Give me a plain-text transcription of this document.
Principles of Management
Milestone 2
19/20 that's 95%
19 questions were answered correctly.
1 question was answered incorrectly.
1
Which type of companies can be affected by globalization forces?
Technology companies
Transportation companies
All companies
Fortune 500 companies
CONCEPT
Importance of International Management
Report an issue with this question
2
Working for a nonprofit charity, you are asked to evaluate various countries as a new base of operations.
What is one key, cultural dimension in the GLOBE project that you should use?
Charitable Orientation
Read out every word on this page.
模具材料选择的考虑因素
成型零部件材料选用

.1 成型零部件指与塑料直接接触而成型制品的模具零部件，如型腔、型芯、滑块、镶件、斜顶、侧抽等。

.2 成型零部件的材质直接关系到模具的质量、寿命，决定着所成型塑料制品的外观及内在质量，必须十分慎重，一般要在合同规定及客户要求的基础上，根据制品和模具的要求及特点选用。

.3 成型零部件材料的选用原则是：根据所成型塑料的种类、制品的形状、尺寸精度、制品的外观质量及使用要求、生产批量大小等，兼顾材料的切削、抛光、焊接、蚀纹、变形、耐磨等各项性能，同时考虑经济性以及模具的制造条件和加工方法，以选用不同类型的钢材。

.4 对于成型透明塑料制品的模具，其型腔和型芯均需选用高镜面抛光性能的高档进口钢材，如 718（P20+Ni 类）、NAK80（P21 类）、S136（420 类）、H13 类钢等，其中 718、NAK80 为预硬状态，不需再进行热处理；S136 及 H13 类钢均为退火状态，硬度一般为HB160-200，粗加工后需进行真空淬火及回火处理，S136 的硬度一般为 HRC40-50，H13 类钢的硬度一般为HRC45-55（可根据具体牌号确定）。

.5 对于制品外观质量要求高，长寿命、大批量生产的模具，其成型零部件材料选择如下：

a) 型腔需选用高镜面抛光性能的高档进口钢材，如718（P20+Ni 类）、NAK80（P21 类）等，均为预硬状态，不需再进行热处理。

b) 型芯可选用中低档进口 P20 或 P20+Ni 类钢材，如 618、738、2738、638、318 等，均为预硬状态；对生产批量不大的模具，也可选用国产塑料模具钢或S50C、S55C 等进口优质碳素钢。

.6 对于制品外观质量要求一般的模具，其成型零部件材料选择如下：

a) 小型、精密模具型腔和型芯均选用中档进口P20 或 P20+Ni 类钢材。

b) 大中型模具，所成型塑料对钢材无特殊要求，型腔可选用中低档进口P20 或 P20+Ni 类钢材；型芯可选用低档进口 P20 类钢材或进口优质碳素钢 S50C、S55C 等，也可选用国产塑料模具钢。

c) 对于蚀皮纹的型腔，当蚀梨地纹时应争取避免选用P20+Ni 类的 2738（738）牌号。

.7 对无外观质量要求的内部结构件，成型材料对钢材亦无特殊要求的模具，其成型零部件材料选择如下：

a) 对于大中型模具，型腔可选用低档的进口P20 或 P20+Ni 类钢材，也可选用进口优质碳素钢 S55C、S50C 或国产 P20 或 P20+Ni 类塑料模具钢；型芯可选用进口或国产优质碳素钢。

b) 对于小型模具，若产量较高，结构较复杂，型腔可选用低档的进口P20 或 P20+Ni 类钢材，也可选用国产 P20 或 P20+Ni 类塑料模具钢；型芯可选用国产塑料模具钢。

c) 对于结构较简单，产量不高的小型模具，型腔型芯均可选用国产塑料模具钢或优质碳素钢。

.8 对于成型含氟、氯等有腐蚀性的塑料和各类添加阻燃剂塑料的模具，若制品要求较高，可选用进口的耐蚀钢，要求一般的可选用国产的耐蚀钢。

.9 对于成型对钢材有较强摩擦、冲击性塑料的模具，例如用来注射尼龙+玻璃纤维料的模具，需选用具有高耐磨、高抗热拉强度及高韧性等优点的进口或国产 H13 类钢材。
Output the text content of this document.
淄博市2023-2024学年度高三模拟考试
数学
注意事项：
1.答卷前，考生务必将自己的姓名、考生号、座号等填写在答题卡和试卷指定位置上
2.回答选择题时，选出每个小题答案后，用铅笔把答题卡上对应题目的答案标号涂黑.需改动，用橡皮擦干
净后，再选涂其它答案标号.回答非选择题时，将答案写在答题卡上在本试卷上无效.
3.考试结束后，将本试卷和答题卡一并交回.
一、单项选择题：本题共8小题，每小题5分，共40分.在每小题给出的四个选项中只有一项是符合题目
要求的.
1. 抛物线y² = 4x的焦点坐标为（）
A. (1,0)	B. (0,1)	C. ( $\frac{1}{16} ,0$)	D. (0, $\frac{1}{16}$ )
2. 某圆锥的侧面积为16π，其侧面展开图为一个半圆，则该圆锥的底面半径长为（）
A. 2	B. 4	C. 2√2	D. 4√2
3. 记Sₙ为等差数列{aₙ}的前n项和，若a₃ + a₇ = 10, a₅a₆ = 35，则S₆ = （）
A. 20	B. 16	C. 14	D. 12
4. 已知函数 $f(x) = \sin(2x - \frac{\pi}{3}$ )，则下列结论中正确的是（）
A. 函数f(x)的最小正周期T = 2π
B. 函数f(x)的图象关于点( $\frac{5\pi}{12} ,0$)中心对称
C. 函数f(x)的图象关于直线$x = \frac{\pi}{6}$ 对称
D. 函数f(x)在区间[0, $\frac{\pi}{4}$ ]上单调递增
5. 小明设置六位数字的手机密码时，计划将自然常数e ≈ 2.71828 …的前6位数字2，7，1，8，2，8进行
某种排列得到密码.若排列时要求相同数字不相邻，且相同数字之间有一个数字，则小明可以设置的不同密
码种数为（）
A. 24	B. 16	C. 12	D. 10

=======

### EXERCISE TASK:
Write out once more the lines above beginning at the line with "Output the text content of this document."; continue through the final line and stop there.

### FINISHED ANSWER:
Output the text content of this document.
淄博市2023-2024学年度高三模拟考试
数学
注意事项：
1.答卷前，考生务必将自己的姓名、考生号、座号等填写在答题卡和试卷指定位置上
2.回答选择题时，选出每个小题答案后，用铅笔把答题卡上对应题目的答案标号涂黑.需改动，用橡皮擦干
净后，再选涂其它答案标号.回答非选择题时，将答案写在答题卡上在本试卷上无效.
3.考试结束后，将本试卷和答题卡一并交回.
一、单项选择题：本题共8小题，每小题5分，共40分.在每小题给出的四个选项中只有一项是符合题目
要求的.
1. 抛物线y² = 4x的焦点坐标为（）
A. (1,0)	B. (0,1)	C. ( $\frac{1}{16} ,0$)	D. (0, $\frac{1}{16}$ )
2. 某圆锥的侧面积为16π，其侧面展开图为一个半圆，则该圆锥的底面半径长为（）
A. 2	B. 4	C. 2√2	D. 4√2
3. 记Sₙ为等差数列{aₙ}的前n项和，若a₃ + a₇ = 10, a₅a₆ = 35，则S₆ = （）
A. 20	B. 16	C. 14	D. 12
4. 已知函数 $f(x) = \sin(2x - \frac{\pi}{3}$ )，则下列结论中正确的是（）
A. 函数f(x)的最小正周期T = 2π
B. 函数f(x)的图象关于点( $\frac{5\pi}{12} ,0$)中心对称
C. 函数f(x)的图象关于直线$x = \frac{\pi}{6}$ 对称
D. 函数f(x)在区间[0, $\frac{\pi}{4}$ ]上单调递增
5. 小明设置六位数字的手机密码时，计划将自然常数e ≈ 2.71828 …的前6位数字2，7，1，8，2，8进行
某种排列得到密码.若排列时要求相同数字不相邻，且相同数字之间有一个数字，则小明可以设置的不同密
码种数为（）
A. 24	B. 16	C. 12	D. 10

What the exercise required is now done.